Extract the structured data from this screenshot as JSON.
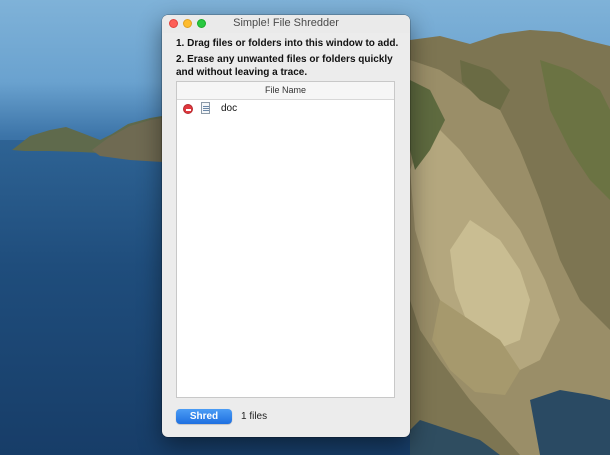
{
  "window": {
    "title": "Simple! File Shredder"
  },
  "instructions": {
    "line1": "1. Drag files or folders into this window to add.",
    "line2": "2. Erase any unwanted files or folders quickly and without leaving a trace."
  },
  "file_table": {
    "header": "File Name",
    "rows": [
      {
        "name": "doc",
        "remove_icon": "remove-circle-icon",
        "file_icon": "document-icon"
      }
    ]
  },
  "footer": {
    "shred_label": "Shred",
    "count_text": "1 files"
  },
  "colors": {
    "accent": "#1e6fe0",
    "remove": "#e0383e"
  }
}
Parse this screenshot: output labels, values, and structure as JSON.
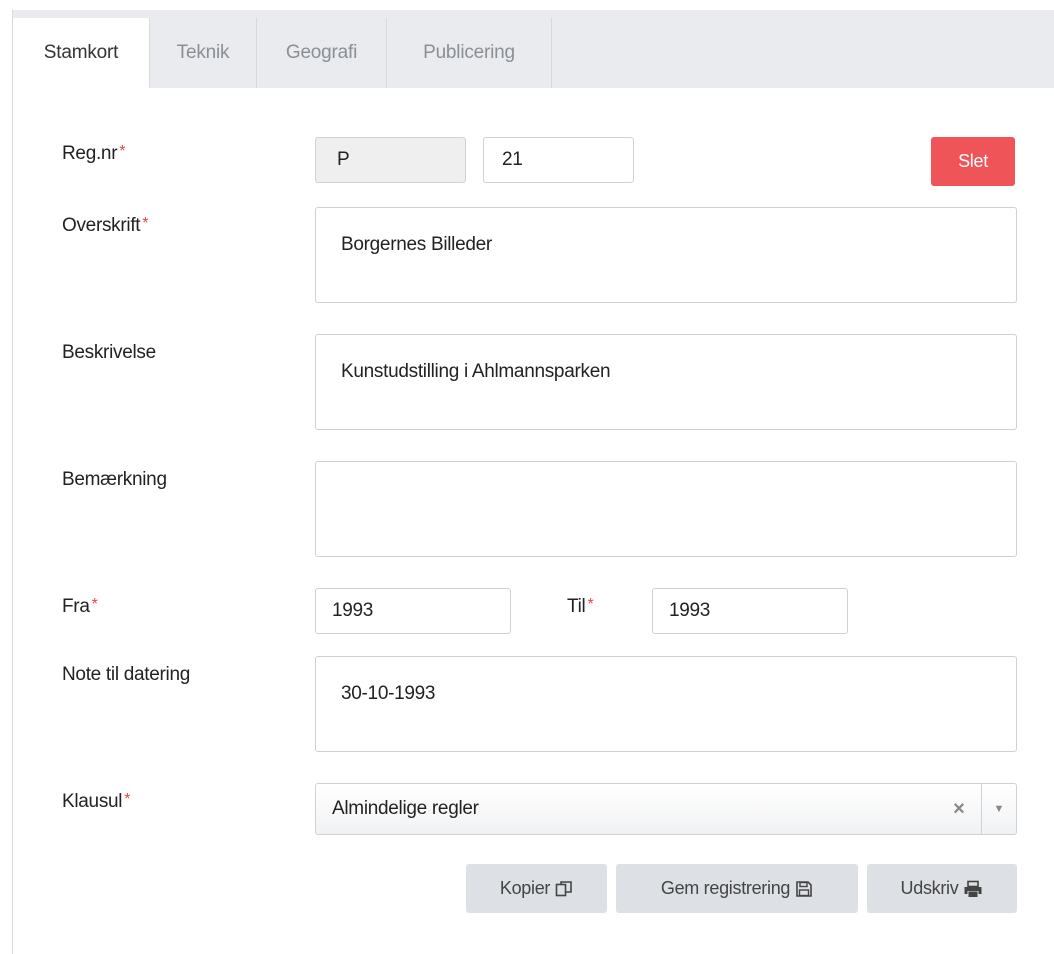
{
  "tabs": [
    {
      "label": "Stamkort",
      "active": true
    },
    {
      "label": "Teknik",
      "active": false
    },
    {
      "label": "Geografi",
      "active": false
    },
    {
      "label": "Publicering",
      "active": false
    }
  ],
  "form": {
    "required_marker": "*",
    "regnr": {
      "label": "Reg.nr",
      "prefix": "P",
      "number": "21"
    },
    "overskrift": {
      "label": "Overskrift",
      "value": "Borgernes Billeder"
    },
    "beskrivelse": {
      "label": "Beskrivelse",
      "value": "Kunstudstilling i Ahlmannsparken"
    },
    "bemaerkning": {
      "label": "Bemærkning",
      "value": ""
    },
    "fra": {
      "label": "Fra",
      "value": "1993"
    },
    "til": {
      "label": "Til",
      "value": "1993"
    },
    "note_datering": {
      "label": "Note til datering",
      "value": "30-10-1993"
    },
    "klausul": {
      "label": "Klausul",
      "value": "Almindelige regler"
    }
  },
  "buttons": {
    "delete": "Slet",
    "copy": "Kopier",
    "save": "Gem registrering",
    "print": "Udskriv"
  },
  "icons": {
    "copy": "copy-icon",
    "save": "floppy-disk-icon",
    "print": "printer-icon",
    "clear": "clear-x-icon",
    "dropdown": "caret-down-icon"
  },
  "colors": {
    "danger": "#ef5459",
    "required": "#e0483f",
    "tabbar": "#e9ebee",
    "button": "#dde1e5"
  }
}
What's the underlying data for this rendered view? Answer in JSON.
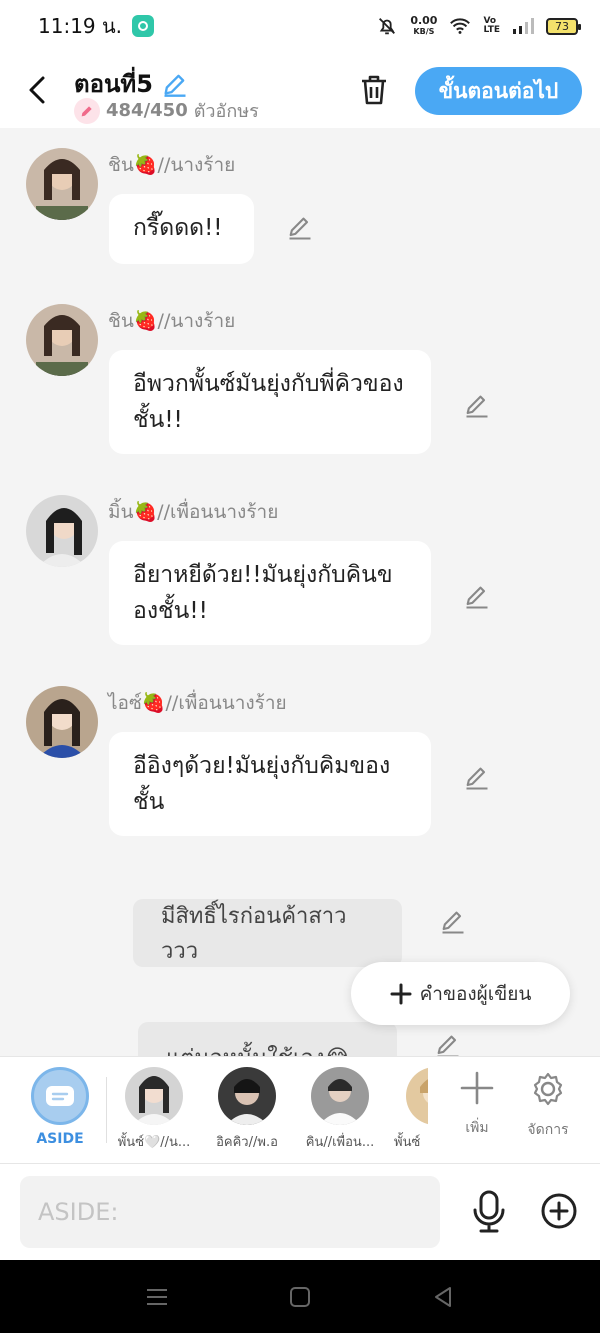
########
Set problem: From the data above, copy each line that holds "screenshot".

Completed exercise:
Extract the structured data from this screenshot as JSON.
Parse this screenshot: output labels, values, and structure as JSON.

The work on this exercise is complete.